• Data
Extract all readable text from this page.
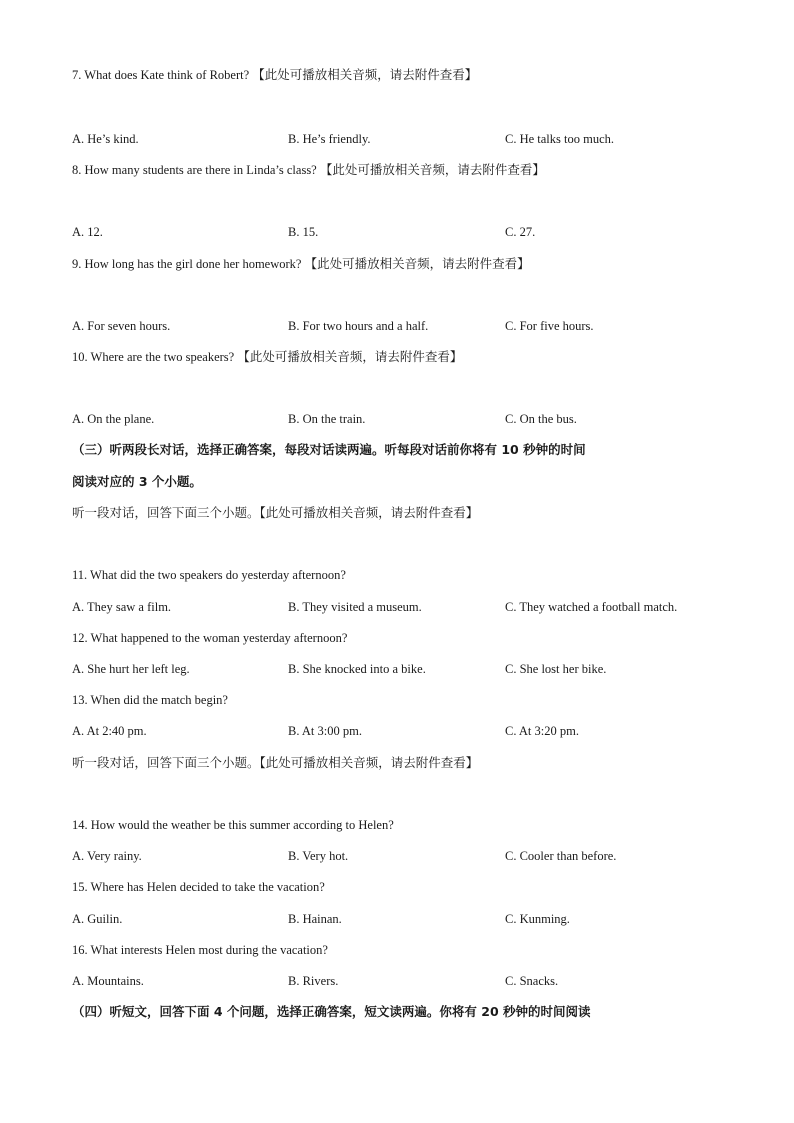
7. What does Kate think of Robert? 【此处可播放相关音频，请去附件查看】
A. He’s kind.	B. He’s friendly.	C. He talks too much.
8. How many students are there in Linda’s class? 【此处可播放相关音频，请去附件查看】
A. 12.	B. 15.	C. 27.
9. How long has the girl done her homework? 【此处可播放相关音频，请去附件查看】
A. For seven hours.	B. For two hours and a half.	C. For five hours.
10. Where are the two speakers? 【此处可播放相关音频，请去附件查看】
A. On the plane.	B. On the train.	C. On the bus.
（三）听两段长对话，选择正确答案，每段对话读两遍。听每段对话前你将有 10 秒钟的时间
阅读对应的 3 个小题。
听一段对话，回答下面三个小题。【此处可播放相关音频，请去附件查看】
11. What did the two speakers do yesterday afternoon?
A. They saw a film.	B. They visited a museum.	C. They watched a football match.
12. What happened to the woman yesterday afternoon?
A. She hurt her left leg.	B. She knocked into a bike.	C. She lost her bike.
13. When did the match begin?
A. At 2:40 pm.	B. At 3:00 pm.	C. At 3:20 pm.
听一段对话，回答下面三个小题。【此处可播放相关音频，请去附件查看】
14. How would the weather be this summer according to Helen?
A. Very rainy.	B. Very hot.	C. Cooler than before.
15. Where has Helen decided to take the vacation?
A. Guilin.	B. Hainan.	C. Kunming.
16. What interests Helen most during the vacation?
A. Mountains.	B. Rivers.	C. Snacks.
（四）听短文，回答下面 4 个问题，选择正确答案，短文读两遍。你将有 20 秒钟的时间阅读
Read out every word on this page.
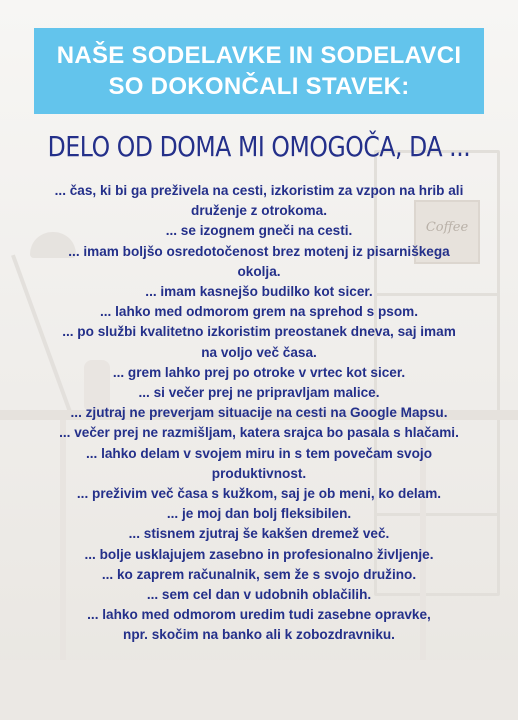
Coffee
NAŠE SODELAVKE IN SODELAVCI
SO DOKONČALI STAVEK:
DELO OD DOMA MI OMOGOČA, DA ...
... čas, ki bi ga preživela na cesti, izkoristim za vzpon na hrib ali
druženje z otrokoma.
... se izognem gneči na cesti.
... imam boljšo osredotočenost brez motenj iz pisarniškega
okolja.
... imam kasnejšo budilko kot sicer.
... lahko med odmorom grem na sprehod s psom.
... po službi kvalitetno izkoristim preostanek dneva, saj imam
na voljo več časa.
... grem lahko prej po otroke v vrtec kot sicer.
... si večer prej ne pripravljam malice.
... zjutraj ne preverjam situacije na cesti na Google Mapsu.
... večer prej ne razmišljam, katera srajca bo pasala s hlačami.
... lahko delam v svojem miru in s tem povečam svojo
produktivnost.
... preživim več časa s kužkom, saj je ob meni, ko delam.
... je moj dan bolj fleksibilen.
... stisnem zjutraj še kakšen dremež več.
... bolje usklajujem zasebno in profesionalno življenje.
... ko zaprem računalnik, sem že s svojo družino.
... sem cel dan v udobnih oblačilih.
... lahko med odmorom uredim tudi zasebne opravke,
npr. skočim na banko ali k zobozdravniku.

...

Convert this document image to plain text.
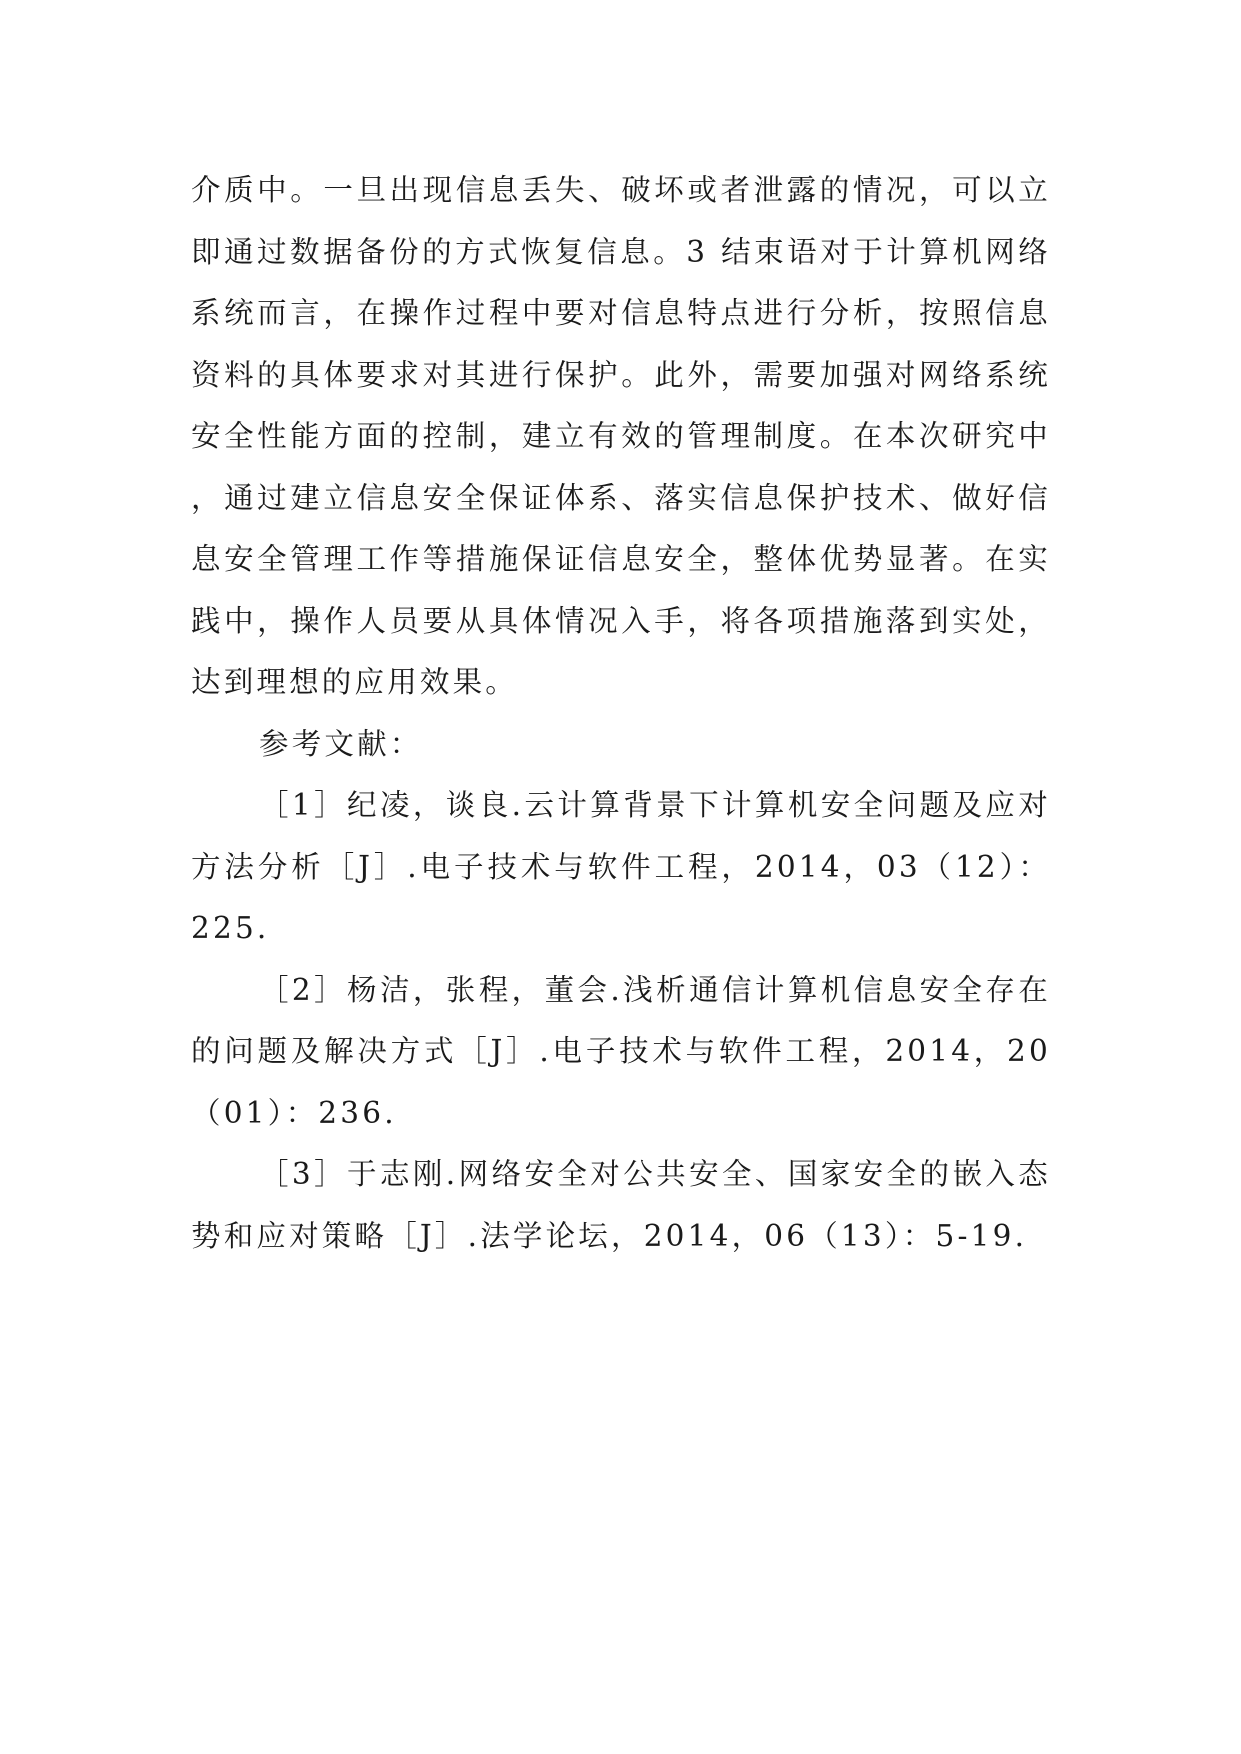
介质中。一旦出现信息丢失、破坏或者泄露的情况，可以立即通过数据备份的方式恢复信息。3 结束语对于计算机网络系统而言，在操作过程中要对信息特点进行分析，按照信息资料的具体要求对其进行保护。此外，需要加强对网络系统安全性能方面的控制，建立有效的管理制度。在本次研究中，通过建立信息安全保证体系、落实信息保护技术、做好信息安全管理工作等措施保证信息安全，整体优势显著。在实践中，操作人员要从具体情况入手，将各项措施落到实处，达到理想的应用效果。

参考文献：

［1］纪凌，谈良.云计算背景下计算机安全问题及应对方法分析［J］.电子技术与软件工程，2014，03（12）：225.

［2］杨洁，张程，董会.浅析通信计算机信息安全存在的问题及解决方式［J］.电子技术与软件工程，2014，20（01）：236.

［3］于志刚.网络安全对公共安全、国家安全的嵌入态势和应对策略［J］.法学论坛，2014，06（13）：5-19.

...

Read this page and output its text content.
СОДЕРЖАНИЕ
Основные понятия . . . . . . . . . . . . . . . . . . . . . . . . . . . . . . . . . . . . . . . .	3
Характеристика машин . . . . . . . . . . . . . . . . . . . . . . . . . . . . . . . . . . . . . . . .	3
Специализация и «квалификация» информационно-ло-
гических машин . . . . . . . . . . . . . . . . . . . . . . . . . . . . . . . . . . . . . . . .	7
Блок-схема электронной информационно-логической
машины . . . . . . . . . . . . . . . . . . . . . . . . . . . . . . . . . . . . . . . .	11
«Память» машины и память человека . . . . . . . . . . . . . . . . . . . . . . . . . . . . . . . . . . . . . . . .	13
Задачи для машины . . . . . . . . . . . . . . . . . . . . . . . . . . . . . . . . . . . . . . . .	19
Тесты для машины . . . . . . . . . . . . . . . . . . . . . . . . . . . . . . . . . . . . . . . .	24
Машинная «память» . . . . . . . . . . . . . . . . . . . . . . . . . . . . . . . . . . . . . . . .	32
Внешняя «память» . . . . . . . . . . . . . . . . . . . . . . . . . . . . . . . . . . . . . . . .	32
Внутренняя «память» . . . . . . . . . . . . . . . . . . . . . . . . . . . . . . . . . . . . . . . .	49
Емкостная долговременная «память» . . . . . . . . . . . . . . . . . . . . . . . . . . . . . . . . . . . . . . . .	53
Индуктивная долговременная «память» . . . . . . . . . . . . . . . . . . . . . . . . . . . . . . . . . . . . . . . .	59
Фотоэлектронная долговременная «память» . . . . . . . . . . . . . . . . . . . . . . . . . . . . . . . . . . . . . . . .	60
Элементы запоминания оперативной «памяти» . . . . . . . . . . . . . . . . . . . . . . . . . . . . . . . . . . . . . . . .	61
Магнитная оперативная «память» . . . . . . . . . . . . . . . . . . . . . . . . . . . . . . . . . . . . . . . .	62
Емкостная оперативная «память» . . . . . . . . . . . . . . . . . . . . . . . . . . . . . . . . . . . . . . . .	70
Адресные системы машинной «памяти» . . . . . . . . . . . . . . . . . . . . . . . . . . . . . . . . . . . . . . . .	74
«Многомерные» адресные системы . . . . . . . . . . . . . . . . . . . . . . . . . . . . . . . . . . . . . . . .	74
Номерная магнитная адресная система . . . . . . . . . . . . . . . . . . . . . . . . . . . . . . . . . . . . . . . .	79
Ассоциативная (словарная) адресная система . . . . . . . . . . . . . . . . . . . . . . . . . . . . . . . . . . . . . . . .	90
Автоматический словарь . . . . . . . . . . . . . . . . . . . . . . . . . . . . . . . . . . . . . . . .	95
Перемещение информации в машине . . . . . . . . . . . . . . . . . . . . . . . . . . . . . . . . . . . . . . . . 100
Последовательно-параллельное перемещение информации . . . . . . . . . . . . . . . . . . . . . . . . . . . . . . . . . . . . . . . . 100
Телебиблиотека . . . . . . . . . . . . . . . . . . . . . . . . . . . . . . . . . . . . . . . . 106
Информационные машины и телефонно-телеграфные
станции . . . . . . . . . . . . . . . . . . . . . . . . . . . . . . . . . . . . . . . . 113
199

• Given instruction
Each line of the material that holds the string "svojo" counts once; give the total alone.

• Written solution
2